→ Required work:
In the listing below, find every line containing "this" and copy it out.
■ ■ ■ ■ ■
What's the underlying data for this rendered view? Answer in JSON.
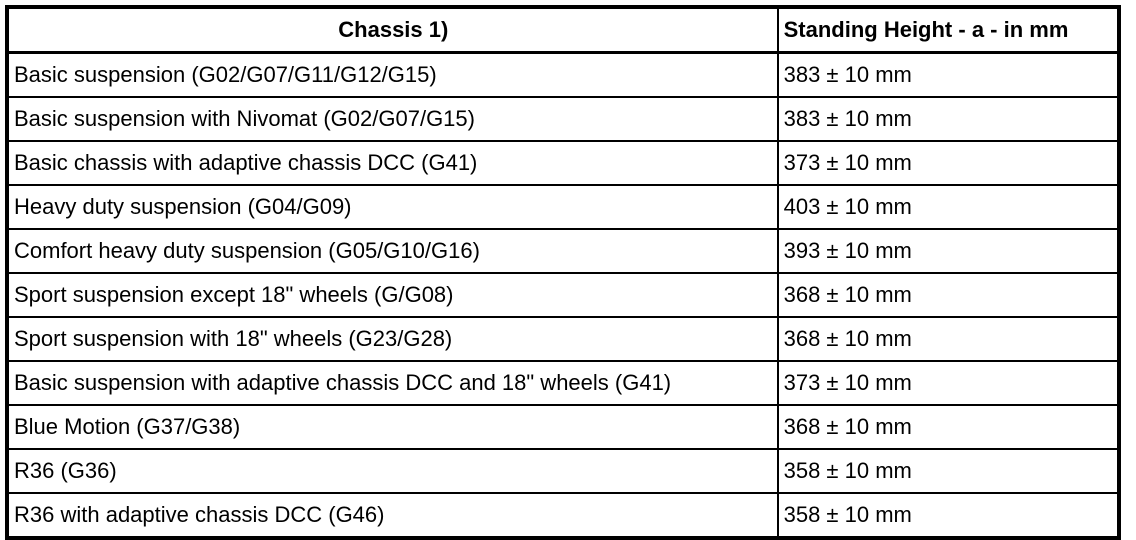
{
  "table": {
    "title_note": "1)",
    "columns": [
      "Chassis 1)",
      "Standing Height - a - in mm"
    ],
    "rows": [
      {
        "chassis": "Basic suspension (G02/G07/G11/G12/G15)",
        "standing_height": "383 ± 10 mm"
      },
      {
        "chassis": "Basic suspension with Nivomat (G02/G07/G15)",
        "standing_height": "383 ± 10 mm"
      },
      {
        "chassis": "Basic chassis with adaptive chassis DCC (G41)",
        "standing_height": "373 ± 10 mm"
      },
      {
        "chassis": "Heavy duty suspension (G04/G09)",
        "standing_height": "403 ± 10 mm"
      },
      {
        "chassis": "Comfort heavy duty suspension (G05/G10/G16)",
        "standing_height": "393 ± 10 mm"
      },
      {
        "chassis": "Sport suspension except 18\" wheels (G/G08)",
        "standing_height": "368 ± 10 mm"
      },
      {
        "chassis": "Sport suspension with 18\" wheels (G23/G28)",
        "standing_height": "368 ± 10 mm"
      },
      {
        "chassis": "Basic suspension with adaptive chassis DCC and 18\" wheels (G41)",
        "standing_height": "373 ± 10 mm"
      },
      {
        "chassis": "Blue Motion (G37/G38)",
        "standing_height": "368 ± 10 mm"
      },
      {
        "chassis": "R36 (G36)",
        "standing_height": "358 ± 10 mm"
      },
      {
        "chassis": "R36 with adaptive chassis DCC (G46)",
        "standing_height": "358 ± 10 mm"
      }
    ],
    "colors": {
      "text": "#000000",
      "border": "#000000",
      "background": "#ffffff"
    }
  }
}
■ ■ ■ ■ ■
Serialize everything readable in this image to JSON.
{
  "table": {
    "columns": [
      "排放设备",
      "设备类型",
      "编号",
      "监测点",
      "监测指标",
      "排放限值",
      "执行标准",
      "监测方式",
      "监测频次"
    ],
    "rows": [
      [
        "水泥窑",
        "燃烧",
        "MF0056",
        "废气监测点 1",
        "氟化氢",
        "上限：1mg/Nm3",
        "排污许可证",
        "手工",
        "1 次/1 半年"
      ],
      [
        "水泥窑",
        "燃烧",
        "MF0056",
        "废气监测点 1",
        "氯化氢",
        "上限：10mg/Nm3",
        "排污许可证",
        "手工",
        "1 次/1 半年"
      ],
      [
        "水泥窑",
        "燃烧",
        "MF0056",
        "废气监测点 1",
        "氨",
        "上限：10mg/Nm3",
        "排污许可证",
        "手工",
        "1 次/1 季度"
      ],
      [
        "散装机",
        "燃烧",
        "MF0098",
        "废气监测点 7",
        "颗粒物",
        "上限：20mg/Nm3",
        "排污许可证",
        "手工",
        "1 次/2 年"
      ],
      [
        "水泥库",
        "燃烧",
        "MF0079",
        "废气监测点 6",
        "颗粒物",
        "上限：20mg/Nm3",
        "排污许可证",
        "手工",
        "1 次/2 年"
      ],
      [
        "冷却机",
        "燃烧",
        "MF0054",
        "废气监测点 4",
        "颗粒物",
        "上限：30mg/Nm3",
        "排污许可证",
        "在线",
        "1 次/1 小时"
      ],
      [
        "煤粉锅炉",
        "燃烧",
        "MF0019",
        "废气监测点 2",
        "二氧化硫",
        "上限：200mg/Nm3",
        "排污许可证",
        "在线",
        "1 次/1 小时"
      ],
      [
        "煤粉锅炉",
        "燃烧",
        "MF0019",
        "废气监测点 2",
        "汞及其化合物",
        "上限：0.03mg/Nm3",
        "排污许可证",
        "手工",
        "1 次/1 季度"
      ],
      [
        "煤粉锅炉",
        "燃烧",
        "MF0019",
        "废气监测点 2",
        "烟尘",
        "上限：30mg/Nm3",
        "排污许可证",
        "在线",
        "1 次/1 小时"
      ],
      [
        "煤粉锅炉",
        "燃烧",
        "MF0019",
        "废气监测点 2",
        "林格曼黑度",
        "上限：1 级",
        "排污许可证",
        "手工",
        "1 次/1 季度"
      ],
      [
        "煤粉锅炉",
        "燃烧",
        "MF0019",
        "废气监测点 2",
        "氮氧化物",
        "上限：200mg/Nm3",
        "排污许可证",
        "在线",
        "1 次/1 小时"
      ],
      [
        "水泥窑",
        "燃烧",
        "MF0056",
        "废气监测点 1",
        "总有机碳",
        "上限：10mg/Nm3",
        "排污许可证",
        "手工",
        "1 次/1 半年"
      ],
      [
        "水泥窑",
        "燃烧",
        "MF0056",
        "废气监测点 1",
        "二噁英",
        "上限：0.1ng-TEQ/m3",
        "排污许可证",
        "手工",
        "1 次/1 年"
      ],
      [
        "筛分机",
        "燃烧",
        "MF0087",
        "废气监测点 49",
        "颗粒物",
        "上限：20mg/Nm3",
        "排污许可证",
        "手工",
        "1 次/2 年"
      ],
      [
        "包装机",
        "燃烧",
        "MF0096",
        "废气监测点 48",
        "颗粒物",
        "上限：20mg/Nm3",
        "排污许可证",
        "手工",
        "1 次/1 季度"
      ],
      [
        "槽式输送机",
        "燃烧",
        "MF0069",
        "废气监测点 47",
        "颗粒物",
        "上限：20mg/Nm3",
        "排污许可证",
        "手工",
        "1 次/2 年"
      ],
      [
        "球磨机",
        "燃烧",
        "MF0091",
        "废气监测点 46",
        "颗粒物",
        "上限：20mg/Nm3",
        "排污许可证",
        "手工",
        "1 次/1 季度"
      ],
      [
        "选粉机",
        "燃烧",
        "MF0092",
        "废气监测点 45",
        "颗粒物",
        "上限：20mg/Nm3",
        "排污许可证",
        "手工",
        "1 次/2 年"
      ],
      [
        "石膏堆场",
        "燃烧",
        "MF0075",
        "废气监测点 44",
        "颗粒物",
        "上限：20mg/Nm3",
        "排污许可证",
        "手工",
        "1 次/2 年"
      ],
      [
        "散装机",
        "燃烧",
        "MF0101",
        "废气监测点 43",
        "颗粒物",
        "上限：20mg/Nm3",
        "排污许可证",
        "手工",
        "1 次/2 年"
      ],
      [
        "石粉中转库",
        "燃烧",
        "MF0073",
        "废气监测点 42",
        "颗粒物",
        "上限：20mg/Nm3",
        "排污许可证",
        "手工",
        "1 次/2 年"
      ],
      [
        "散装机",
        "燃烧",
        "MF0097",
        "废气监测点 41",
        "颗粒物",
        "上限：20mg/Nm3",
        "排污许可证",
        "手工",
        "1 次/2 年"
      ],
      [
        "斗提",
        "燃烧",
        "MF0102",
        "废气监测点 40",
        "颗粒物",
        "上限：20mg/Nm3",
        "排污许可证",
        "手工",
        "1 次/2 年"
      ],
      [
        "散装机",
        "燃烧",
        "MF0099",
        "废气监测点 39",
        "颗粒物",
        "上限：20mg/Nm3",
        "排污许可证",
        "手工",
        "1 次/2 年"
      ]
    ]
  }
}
■ ■ ■ ■ ■
→ Finished task:
What's the underlying data for this rendered view? Answer in JSON.
Serialize everything readable in this image to JSON.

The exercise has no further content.